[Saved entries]

==============================

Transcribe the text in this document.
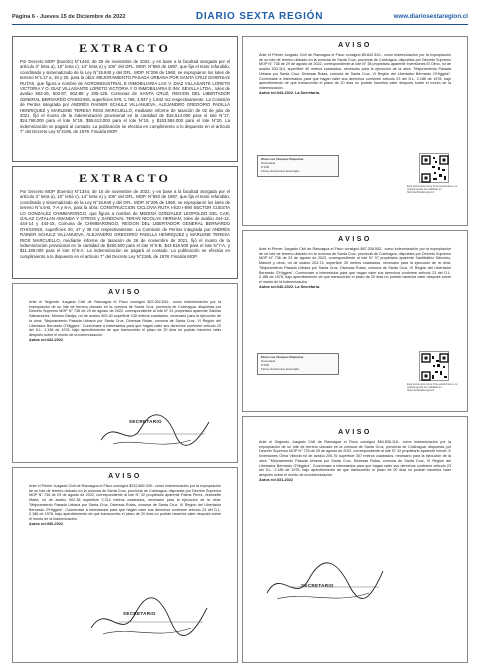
Página 6 - Jueves 15 de Diciembre de 2022	DIARIO SEXTA REGIÓN	www.diariosextaregion.cl
EXTRACTO
Por Decreto MOP (Exento) N°1440, de 25 de noviembre de 2022, y en base a la facultad otorgada por el artículo 3° letra a), 10° letra c), 14° letra e) y 105° del DFL. MOP. N°850 de 1997, que fija el texto refundido, coordinado y sistematizado de la Ley N°15.840 y del DFL. MOP. N°206 de 1960, se expropiaron los lotes de terreno N°s.17 a, 18 y 20, para la obra: MEJORAMIENTO PASADA URBANA POR SANTA CRUZ DIVERSAS RUTAS, que figura a nombre de AGROINDUSTRIAL E INMOBILIARIA LAS V. DIAZ VILLASANTE LORETO VICTORIA Y O. DIAZ VILLASANTE LORETO VICTORIA Y O INMOBILIARIA E INV. SEVILLA LTDA., roles de avalúo 502-26, 502-87, 502-88 y 205-128. Comunas de SANTA CRUZ, REGION DEL LIBERTADOR GENERAL BERNARDO O'HIGGINS, superficies 976, 1.769, 3.937 y 1.842 m2 respectivamente. La Comisión de Peritos integrada por ANDRÉS RAINER SCHULZ VILLANUEVA, ALEJANDRO GREGORIO PADILLA HENRIQUEZ y MARLENE TERESA RIOS MARCUELLO, mediante informe de tasación de 02 de julio de 2021, fijó el monto de la indemnización provisional en la cantidad de $16.514.000 para el lote N°17, $24.768.000 para el lote N°18, $55.613.000 para el lote N°19, y $153.594.000 para el lote N°20. La indemnización se pagará al contado. La publicación se efectúa en cumplimiento a lo dispuesto en el artículo 7° del Decreto Ley N°2186, de 1978. Fiscalía MOP.
EXTRACTO
Por Decreto MOP (Exento) N°1344, de 16 de noviembre de 2022, y en base a la facultad otorgada por el artículo 3° letra a), 10° letra c), 14° letra e) y 105° del DFL. MOP. N°850 de 1997, que fija el texto refundido, coordinado y sistematizado de la Ley N°15.840 y del DFL. MOP. N°206 de 1960, se expropiaron los lotes de terreno N°s.6-B, 7-A y 8-A, para la obra: CONSTRUCCION CICLOVIA RUTA I-810 I-890 SECTOR CUESTA LO GONZALEZ CHIMBARONGO, que figura a nombre de MEDINA GONZALEZ LEOPOLDO DEL CAR, GALAZ CATALAN AMANDA Y OTROS y SANDOVAL TERAN NICOLAS HERNAN, roles de avalúo 444-12, 444-14 y 444-15, Comuna de CHIMBARONGO, REGION DEL LIBERTADOR GENERAL BERNARDO O'HIGGINS, superficies 20, 47 y 38 m2 respectivamente. La Comisión de Peritos integrada por ANDRÉS RAINER SCHULZ VILLANUEVA, ALEJANDRO GREGORIO PADILLA HENRIQUEZ y MARLENE TERESA RIOS MARCUELLO, mediante informe de tasación de 26 de noviembre de 2021, fijó el monto de la indemnización provisional en la cantidad de $460.500 para el lote N°6-B, $43.819.500 para el lote N°7-A, y $11.189.000 para el lote N°8-A. La indemnización se pagará al contado. La publicación se efectúa en cumplimiento a lo dispuesto en el artículo 7° del Decreto Ley N°2186, de 1978. Fiscalía MOP.
AVISO
Ante el Segundo Juzgado Civil de Rancagua el Fisco consignó $22.002.834.- como indemnización por la expropiación de un lote de terreno ubicado en la comuna de Santa Cruz, provincia de Colchagua, dispuesta por Decreto Supremo MOP N° 736 de 29 de agosto de 2022, correspondiente al lote N° 31 propietario aparente Salinas Saimanonez, Mónica Gladys, rol de avalúo 502-40 superficie 130 metros cuadrados, necesario para la ejecución de la obra: "Mejoramiento Pasada Urbana por Santa Cruz, Diversas Rutas, comuna de Santa Cruz, VI Región del Libertador Bernardo O'Higgins". Conmínase a interesados para que hagan valer sus derechos conforme artículo 23 del D.L. 2.186 de 1978, bajo apercibimiento de que transcurrido el plazo de 20 días no podrán hacerlos valer después sobre el monto de la indemnización.
Autos rol:332-2022
SECRETARIO
AVISO
Ante el Primer Juzgado Civil de Rancagua el Fisco consignó $232.869.339.- como indemnización por la expropiación de un lote de terreno ubicado en la comuna de Santa Cruz, provincia de Colchagua, dispuesta por Decreto Supremo MOP N° 736 de 29 de agosto de 2022, correspondiente al lote N° 32 propietario aparente Palma Perez, Jeannette Marta, rol de avalúo 502-38 superficie 2.214 metros cuadrados, necesario para la ejecución de la obra: "Mejoramiento Pasada Urbana por Santa Cruz, Diversas Rutas, comuna de Santa Cruz, VI Región del Libertador Bernardo O'Higgins". Conmínase a interesados para que hagan valer sus derechos conforme artículo 23 del D.L. 2.186 de 1978, bajo apercibimiento de que transcurrido el plazo de 20 días no podrán hacerlos valer después sobre el monto de la indemnización.
Autos rol:330-2022
SECRETARIO
AVISO
Ante el Primer Juzgado Civil de Rancagua el Fisco consignó $5.842.510.- como indemnización por la expropiación de un lote de terreno ubicado en la comuna de Santa Cruz, provincia de Colchagua, dispuesta por Decreto Supremo MOP N° 736 de 29 de agosto de 2022, correspondiente al lote N° 38 propietario aparente Inversiones El Olmo, rol de avalúo 203-114, superficie 40 metros cuadrados, necesario para la ejecución de la obra: "Mejoramiento Pasada Urbana por Santa Cruz, Diversas Rutas, comuna de Santa Cruz, VI Región del Libertador Bernardo O'Higgins". Conmínase a interesados para que hagan valer sus derechos conforme artículo 23 del D.L. 2.186 de 1978, bajo apercibimiento de que transcurrido el plazo de 20 días no podrán hacerlos valer después sobre el monto de la indemnización.
Autos rol:343-2022. La Secretaria.
Klara Lua Vásquez Riquelme
Secretaria
PJUD
Firma electrónica avanzada
Este documento tiene firma electrónica y su original puede ser validado en http://verificadoc.pjud.cl
AVISO
Ante el Primer Juzgado Civil de Rancagua el Fisco consignó $67.208.552.- como indemnización por la expropiación de un lote de terreno ubicado en la comuna de Santa Cruz, provincia de Colchagua, dispuesta por Decreto Supremo MOP N° 736 de 29 de agosto de 2022, correspondiente al lote N° 37 propietario aparente Santibáñez Sánchez, Manuel y otros, rol de avalúo 203-74, superficie 20 metros cuadrados, necesario para la ejecución de la obra: "Mejoramiento Pasada Urbana por Santa Cruz, Diversas Rutas, comuna de Santa Cruz, VI Región del Libertador Bernardo O'Higgins". Conmínase a interesados para que hagan valer sus derechos conforme artículo 23 del D.L. 2.186 de 1978, bajo apercibimiento de que transcurrido el plazo de 20 días no podrán hacerlos valer después sobre el monto de la indemnización.
Autos rol:340-2022. La Secretaria.
Klara Lua Vásquez Riquelme
Secretaria
PJUD
Firma electrónica avanzada
Este documento tiene firma electrónica y su original puede ser validado en http://verificadoc.pjud.cl
AVISO
Ante el Segundo Juzgado Civil de Rancagua el Fisco consignó $64.836.116.- como indemnización por la expropiación de un lote de terreno ubicado en la comuna de Santa Cruz, provincia de Colchagua, dispuesta por Decreto Supremo MOP N° 735 de 25 de agosto de 2022, correspondiente al lote N° 42 propietario aparente Inmob. E Inversiones Olma Victoria rol de avalúo 205-76 superficie 307 metros cuadrados, necesario para la ejecución de la obra: "Mejoramiento Pasada Urbana por Santa Cruz, Diversas Rutas, comuna de Santa Cruz, VI Región del Libertador Bernardo O'Higgins". Conmínase a interesados para que hagan valer sus derechos conforme artículo 23 del D.L. 2.186 de 1978, bajo apercibimiento de que transcurrido el plazo de 20 días no podrán hacerlos valer después sobre el monto de la indemnización.
Autos rol:331-2022
SECRETARIO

==============================

> JOB: From the material above, copy each line that includes the word "Autos".

> RESPONSE FOR THIS EXERCISE:
Autos rol:332-2022
Autos rol:330-2022
Autos rol:343-2022. La Secretaria.
Autos rol:340-2022. La Secretaria.
Autos rol:331-2022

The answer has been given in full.